▶ _Information shown_:

┄┄┄┄┄┄

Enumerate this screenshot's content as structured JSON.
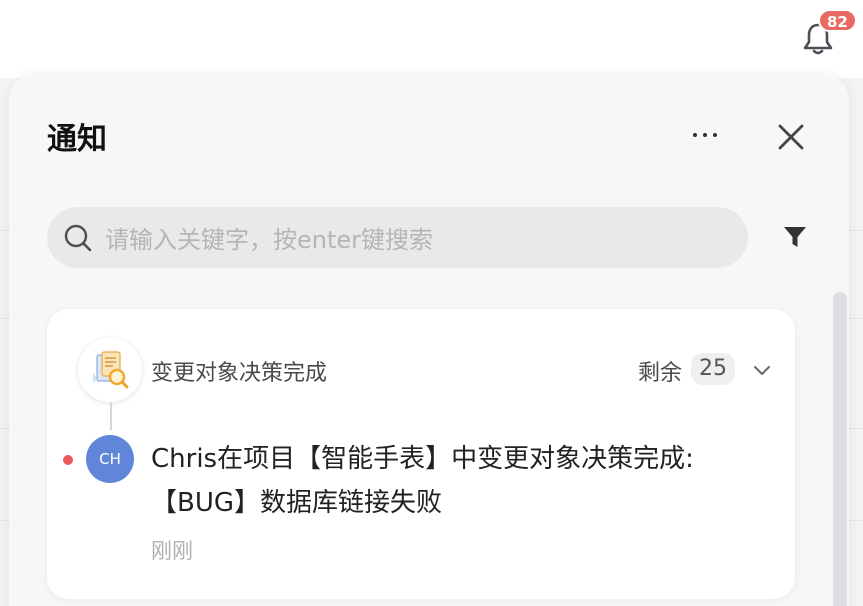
{
  "header": {
    "notification_badge": "82"
  },
  "panel": {
    "title": "通知",
    "search": {
      "placeholder": "请输入关键字，按enter键搜索"
    }
  },
  "group": {
    "title": "变更对象决策完成",
    "remaining_label": "剩余",
    "remaining_count": "25",
    "notification": {
      "avatar_initials": "CH",
      "message": "Chris在项目【智能手表】中变更对象决策完成:【BUG】数据库链接失败",
      "time": "刚刚",
      "unread": true
    }
  },
  "icons": {
    "bell": "bell-icon",
    "more": "more-icon",
    "close": "close-icon",
    "search": "search-icon",
    "filter": "filter-icon",
    "group": "document-search-icon",
    "expand": "chevron-down-icon"
  },
  "colors": {
    "badge": "#e86a62",
    "avatar": "#5f86d9",
    "unread_dot": "#ea5a5a"
  }
}
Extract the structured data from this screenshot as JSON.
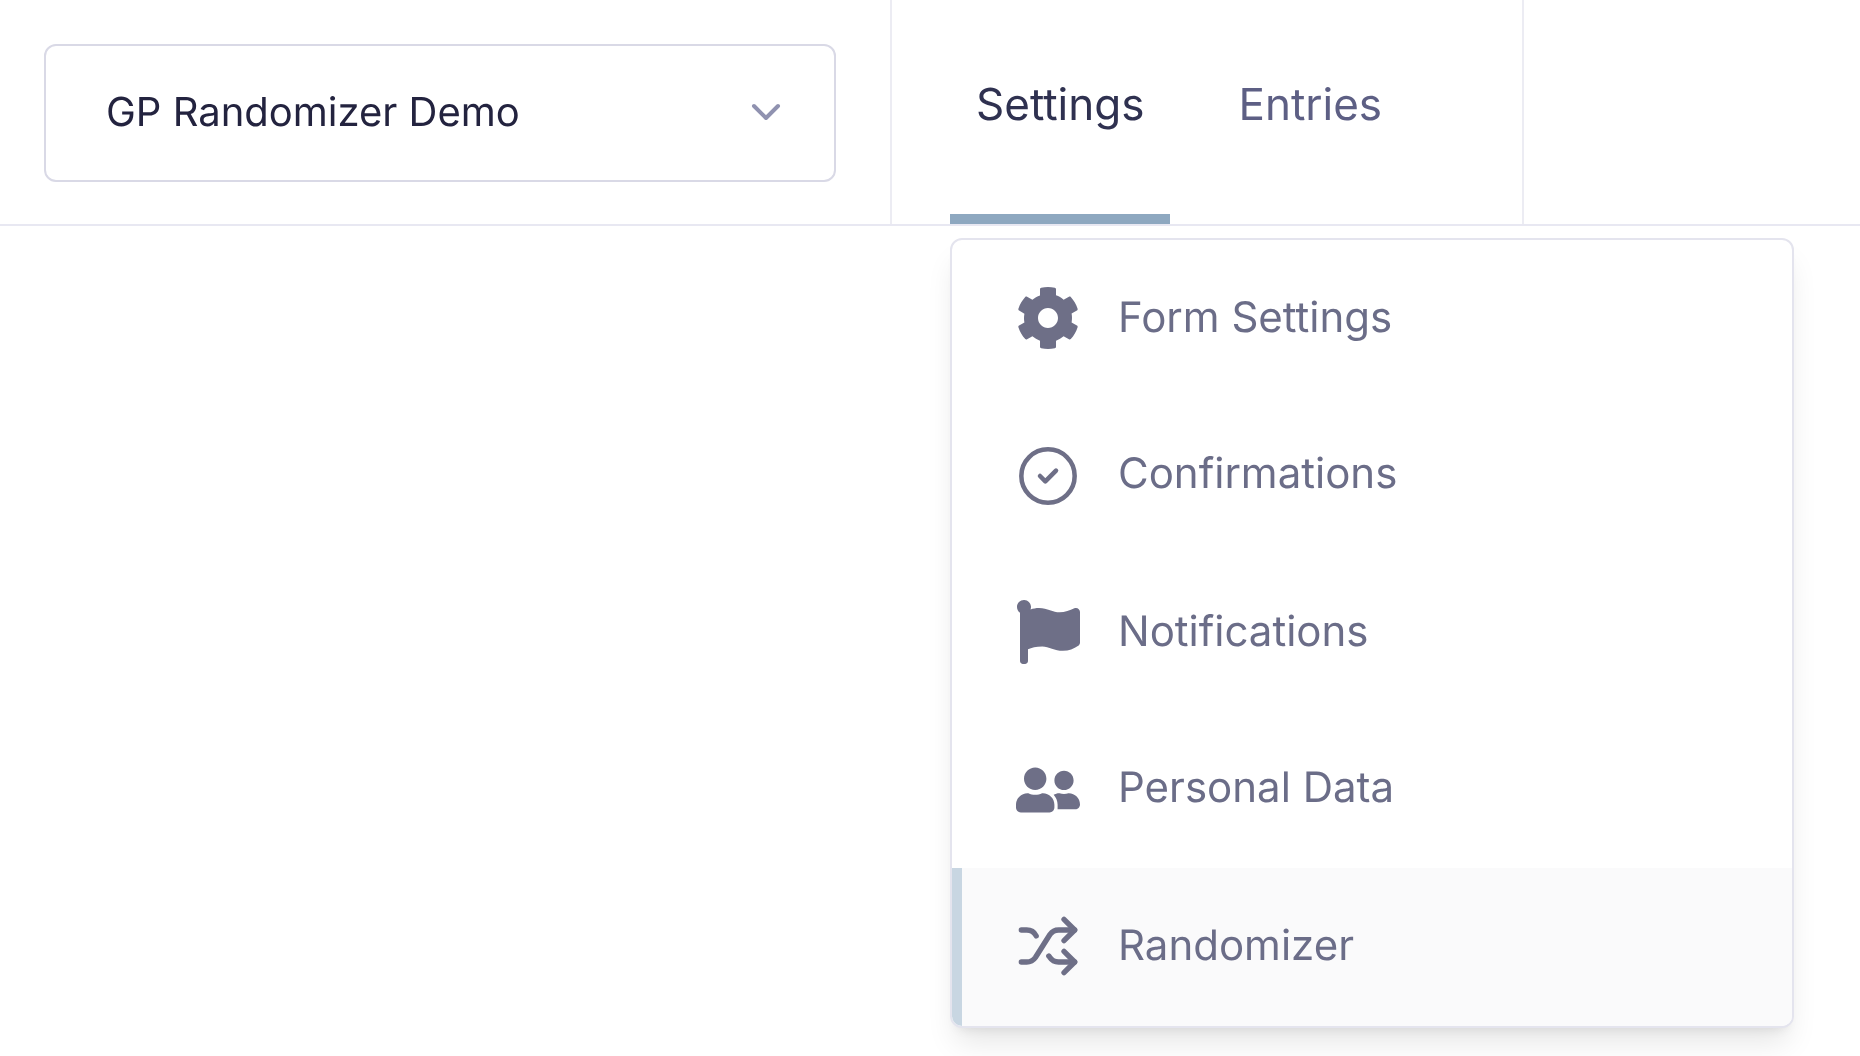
{
  "form_selector": {
    "value": "GP Randomizer Demo"
  },
  "tabs": [
    {
      "label": "Settings",
      "selected": true
    },
    {
      "label": "Entries",
      "selected": false
    }
  ],
  "settings_menu": [
    {
      "label": "Form Settings",
      "selected": false
    },
    {
      "label": "Confirmations",
      "selected": false
    },
    {
      "label": "Notifications",
      "selected": false
    },
    {
      "label": "Personal Data",
      "selected": false
    },
    {
      "label": "Randomizer",
      "selected": true
    }
  ]
}
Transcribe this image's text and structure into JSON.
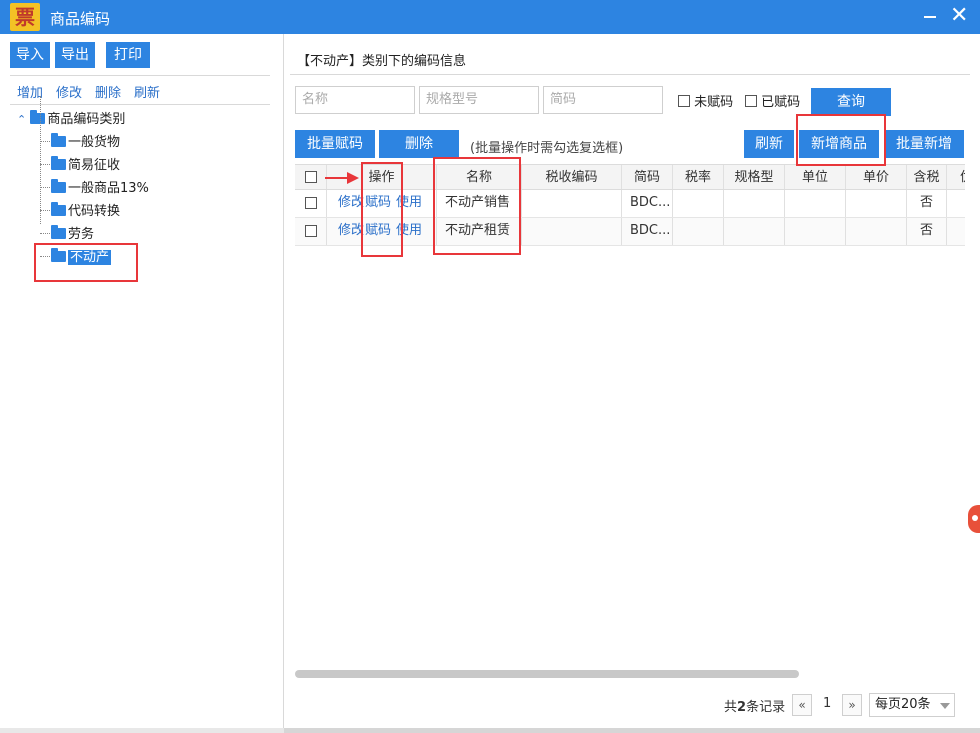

┄┄┄┄┄┄

▶ _What you will do_: Write out the full listing verbatim, excluding its pictures.

▶ _Exercise answer_:
Enumerate this screenshot's content as structured JSON.
{
  "header": {
    "notification_badge": "82"
  },
  "panel": {
    "title": "通知",
    "search": {
      "placeholder": "请输入关键字，按enter键搜索"
    }
  },
  "group": {
    "title": "变更对象决策完成",
    "remaining_label": "剩余",
    "remaining_count": "25",
    "notification": {
      "avatar_initials": "CH",
      "message": "Chris在项目【智能手表】中变更对象决策完成:【BUG】数据库链接失败",
      "time": "刚刚",
      "unread": true
    }
  },
  "icons": {
    "bell": "bell-icon",
    "more": "more-icon",
    "close": "close-icon",
    "search": "search-icon",
    "filter": "filter-icon",
    "group": "document-search-icon",
    "expand": "chevron-down-icon"
  },
  "colors": {
    "badge": "#e86a62",
    "avatar": "#5f86d9",
    "unread_dot": "#ea5a5a"
  }
}
Extract the structured data from this screenshot as JSON.
{
  "form_selector": {
    "value": "GP Randomizer Demo"
  },
  "tabs": [
    {
      "label": "Settings",
      "selected": true
    },
    {
      "label": "Entries",
      "selected": false
    }
  ],
  "settings_menu": [
    {
      "label": "Form Settings",
      "selected": false
    },
    {
      "label": "Confirmations",
      "selected": false
    },
    {
      "label": "Notifications",
      "selected": false
    },
    {
      "label": "Personal Data",
      "selected": false
    },
    {
      "label": "Randomizer",
      "selected": true
    }
  ]
}
Transcribe this image's text and structure into JSON.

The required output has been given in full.